[Layout dataset entries]
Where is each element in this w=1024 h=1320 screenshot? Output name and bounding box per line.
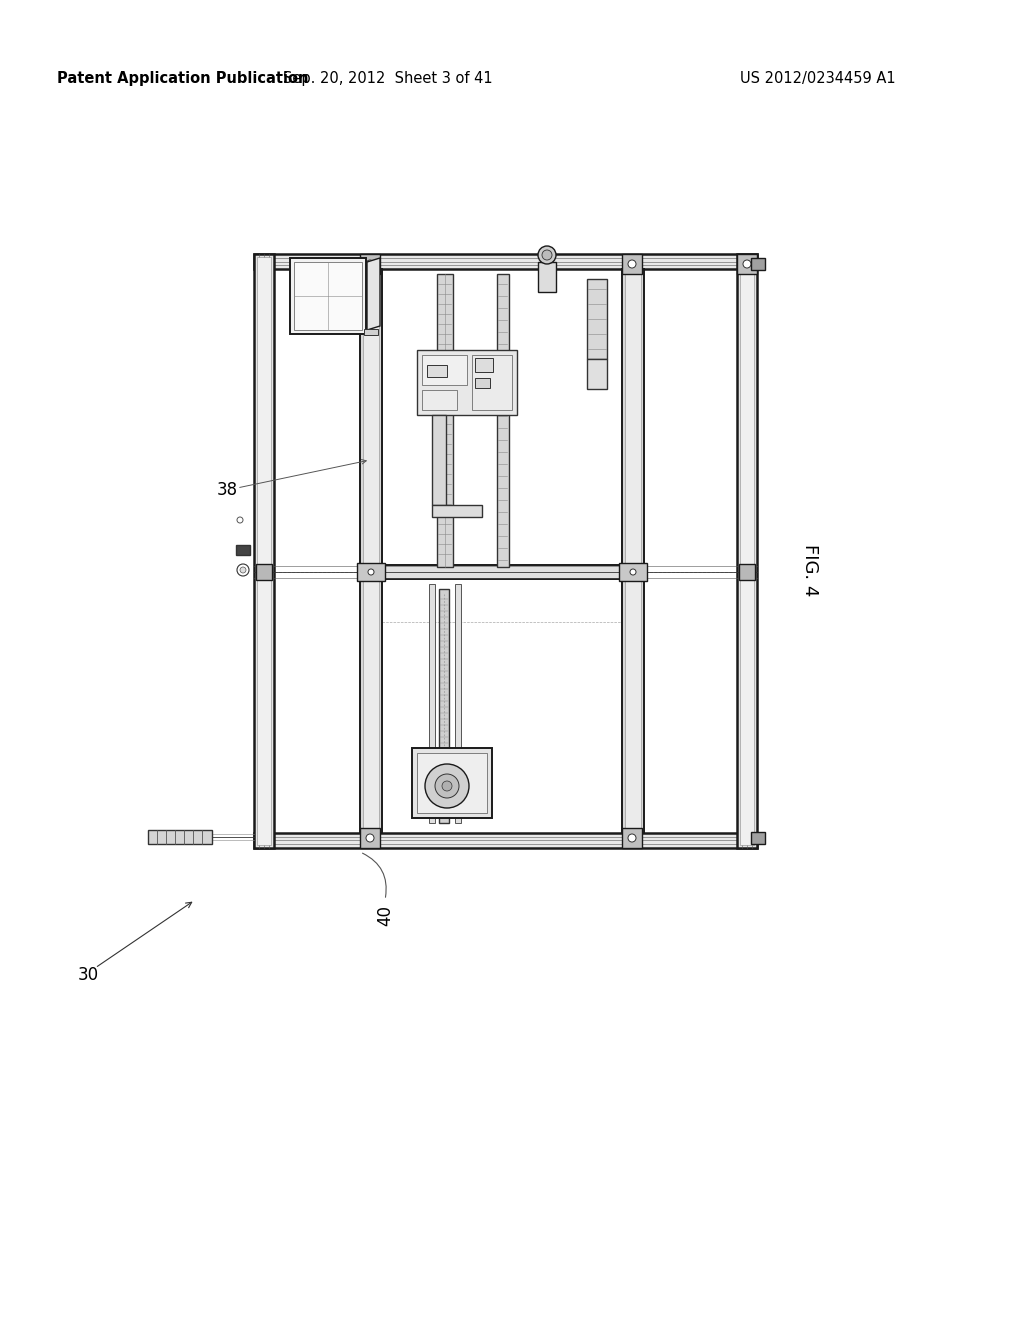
Text: Patent Application Publication: Patent Application Publication — [57, 70, 308, 86]
Bar — [412, 748, 492, 818]
Bar — [751, 257, 765, 271]
Bar — [362, 271, 379, 832]
Circle shape — [542, 249, 552, 260]
Circle shape — [368, 569, 374, 576]
Circle shape — [538, 246, 556, 264]
Circle shape — [366, 260, 374, 268]
Text: 30: 30 — [78, 966, 99, 983]
Bar — [475, 378, 490, 388]
Circle shape — [237, 517, 243, 523]
Bar — [427, 366, 447, 378]
Bar — [622, 828, 642, 847]
Bar — [256, 564, 272, 579]
Bar — [417, 350, 517, 414]
Bar — [360, 565, 644, 579]
Bar — [439, 589, 449, 822]
Bar — [497, 275, 509, 568]
Bar — [739, 564, 755, 579]
Bar — [437, 275, 453, 568]
Circle shape — [240, 568, 246, 573]
Bar — [357, 564, 385, 581]
Polygon shape — [367, 257, 380, 330]
Bar — [455, 583, 461, 822]
Bar — [236, 545, 250, 554]
Circle shape — [630, 569, 636, 576]
Bar — [360, 269, 382, 833]
Circle shape — [237, 564, 249, 576]
Bar — [364, 329, 378, 335]
Bar — [382, 269, 622, 572]
Text: 40: 40 — [376, 904, 394, 925]
Bar — [432, 506, 482, 517]
Bar — [422, 389, 457, 411]
Bar — [148, 830, 212, 843]
Bar — [538, 261, 556, 292]
Bar — [432, 414, 446, 506]
Bar — [422, 355, 467, 385]
Bar — [254, 253, 757, 269]
Text: FIG. 4: FIG. 4 — [801, 544, 819, 597]
Bar — [254, 253, 274, 847]
Circle shape — [628, 834, 636, 842]
Bar — [587, 279, 607, 359]
Bar — [625, 271, 641, 832]
Bar — [360, 828, 380, 847]
Text: Sep. 20, 2012  Sheet 3 of 41: Sep. 20, 2012 Sheet 3 of 41 — [284, 70, 493, 86]
Bar — [360, 253, 380, 275]
Bar — [622, 253, 642, 275]
Circle shape — [743, 260, 751, 268]
Circle shape — [425, 764, 469, 808]
Text: US 2012/0234459 A1: US 2012/0234459 A1 — [740, 70, 896, 86]
Bar — [472, 355, 512, 411]
Bar — [751, 832, 765, 843]
Bar — [290, 257, 366, 334]
Bar — [737, 253, 757, 847]
Bar — [254, 833, 757, 847]
Bar — [737, 253, 757, 275]
Circle shape — [435, 774, 459, 799]
Circle shape — [366, 834, 374, 842]
Text: 38: 38 — [217, 480, 239, 499]
Bar — [429, 583, 435, 822]
Bar — [740, 257, 754, 845]
Bar — [587, 359, 607, 389]
Bar — [622, 269, 644, 833]
Bar — [294, 261, 362, 330]
Bar — [257, 257, 271, 845]
Circle shape — [628, 260, 636, 268]
Circle shape — [442, 781, 452, 791]
Bar — [417, 752, 487, 813]
Bar — [618, 564, 647, 581]
Bar — [475, 358, 493, 372]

WHAT YOU HAVE TO DO
Reproduce every line of the material above word for word, omitting the picture.

OUTPUT OF THE TASK
Where is each element in this w=1024 h=1320 screenshot? Output name and bounding box per line.
Text: Patent Application Publication: Patent Application Publication — [57, 70, 308, 86]
Bar — [412, 748, 492, 818]
Bar — [751, 257, 765, 271]
Bar — [362, 271, 379, 832]
Circle shape — [542, 249, 552, 260]
Circle shape — [368, 569, 374, 576]
Circle shape — [538, 246, 556, 264]
Circle shape — [366, 260, 374, 268]
Text: 30: 30 — [78, 966, 99, 983]
Bar — [475, 378, 490, 388]
Circle shape — [237, 517, 243, 523]
Bar — [427, 366, 447, 378]
Bar — [622, 828, 642, 847]
Bar — [256, 564, 272, 579]
Bar — [417, 350, 517, 414]
Bar — [360, 565, 644, 579]
Bar — [439, 589, 449, 822]
Bar — [497, 275, 509, 568]
Bar — [739, 564, 755, 579]
Bar — [437, 275, 453, 568]
Circle shape — [240, 568, 246, 573]
Bar — [357, 564, 385, 581]
Polygon shape — [367, 257, 380, 330]
Bar — [455, 583, 461, 822]
Bar — [236, 545, 250, 554]
Circle shape — [630, 569, 636, 576]
Bar — [360, 269, 382, 833]
Circle shape — [237, 564, 249, 576]
Bar — [364, 329, 378, 335]
Bar — [382, 269, 622, 572]
Text: 40: 40 — [376, 904, 394, 925]
Bar — [432, 506, 482, 517]
Bar — [422, 389, 457, 411]
Bar — [148, 830, 212, 843]
Bar — [538, 261, 556, 292]
Bar — [432, 414, 446, 506]
Bar — [422, 355, 467, 385]
Bar — [254, 253, 757, 269]
Text: FIG. 4: FIG. 4 — [801, 544, 819, 597]
Bar — [254, 253, 274, 847]
Circle shape — [628, 834, 636, 842]
Bar — [587, 279, 607, 359]
Bar — [625, 271, 641, 832]
Bar — [360, 828, 380, 847]
Text: Sep. 20, 2012  Sheet 3 of 41: Sep. 20, 2012 Sheet 3 of 41 — [284, 70, 493, 86]
Bar — [360, 253, 380, 275]
Bar — [622, 253, 642, 275]
Circle shape — [743, 260, 751, 268]
Circle shape — [425, 764, 469, 808]
Text: US 2012/0234459 A1: US 2012/0234459 A1 — [740, 70, 896, 86]
Bar — [472, 355, 512, 411]
Bar — [751, 832, 765, 843]
Bar — [290, 257, 366, 334]
Bar — [737, 253, 757, 847]
Bar — [254, 833, 757, 847]
Bar — [737, 253, 757, 275]
Circle shape — [435, 774, 459, 799]
Circle shape — [366, 834, 374, 842]
Text: 38: 38 — [217, 480, 239, 499]
Bar — [429, 583, 435, 822]
Bar — [740, 257, 754, 845]
Bar — [587, 359, 607, 389]
Bar — [622, 269, 644, 833]
Bar — [294, 261, 362, 330]
Bar — [257, 257, 271, 845]
Circle shape — [628, 260, 636, 268]
Circle shape — [442, 781, 452, 791]
Bar — [417, 752, 487, 813]
Bar — [618, 564, 647, 581]
Bar — [475, 358, 493, 372]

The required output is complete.